Will you give every entry again exactly as it stands?
───── Task inputs ─────
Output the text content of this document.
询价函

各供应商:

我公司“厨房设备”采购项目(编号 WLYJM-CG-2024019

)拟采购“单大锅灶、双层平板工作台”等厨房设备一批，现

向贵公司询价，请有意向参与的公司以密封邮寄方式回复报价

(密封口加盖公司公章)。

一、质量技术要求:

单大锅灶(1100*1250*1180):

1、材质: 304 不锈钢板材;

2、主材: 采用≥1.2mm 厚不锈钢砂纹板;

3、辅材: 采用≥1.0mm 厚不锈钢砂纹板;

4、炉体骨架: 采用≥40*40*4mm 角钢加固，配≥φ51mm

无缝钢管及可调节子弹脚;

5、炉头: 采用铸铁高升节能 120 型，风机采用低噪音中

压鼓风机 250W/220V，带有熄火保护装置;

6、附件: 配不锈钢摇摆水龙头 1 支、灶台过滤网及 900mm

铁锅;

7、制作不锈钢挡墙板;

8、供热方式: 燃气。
─────
- Result -
Output the text content of this document.
询价函

各供应商:

我公司“厨房设备”采购项目(编号 WLYJM-CG-2024019

)拟采购“单大锅灶、双层平板工作台”等厨房设备一批，现

向贵公司询价，请有意向参与的公司以密封邮寄方式回复报价

(密封口加盖公司公章)。

一、质量技术要求:

单大锅灶(1100*1250*1180):

1、材质: 304 不锈钢板材;

2、主材: 采用≥1.2mm 厚不锈钢砂纹板;

3、辅材: 采用≥1.0mm 厚不锈钢砂纹板;

4、炉体骨架: 采用≥40*40*4mm 角钢加固，配≥φ51mm

无缝钢管及可调节子弹脚;

5、炉头: 采用铸铁高升节能 120 型，风机采用低噪音中

压鼓风机 250W/220V，带有熄火保护装置;

6、附件: 配不锈钢摇摆水龙头 1 支、灶台过滤网及 900mm

铁锅;

7、制作不锈钢挡墙板;

8、供热方式: 燃气。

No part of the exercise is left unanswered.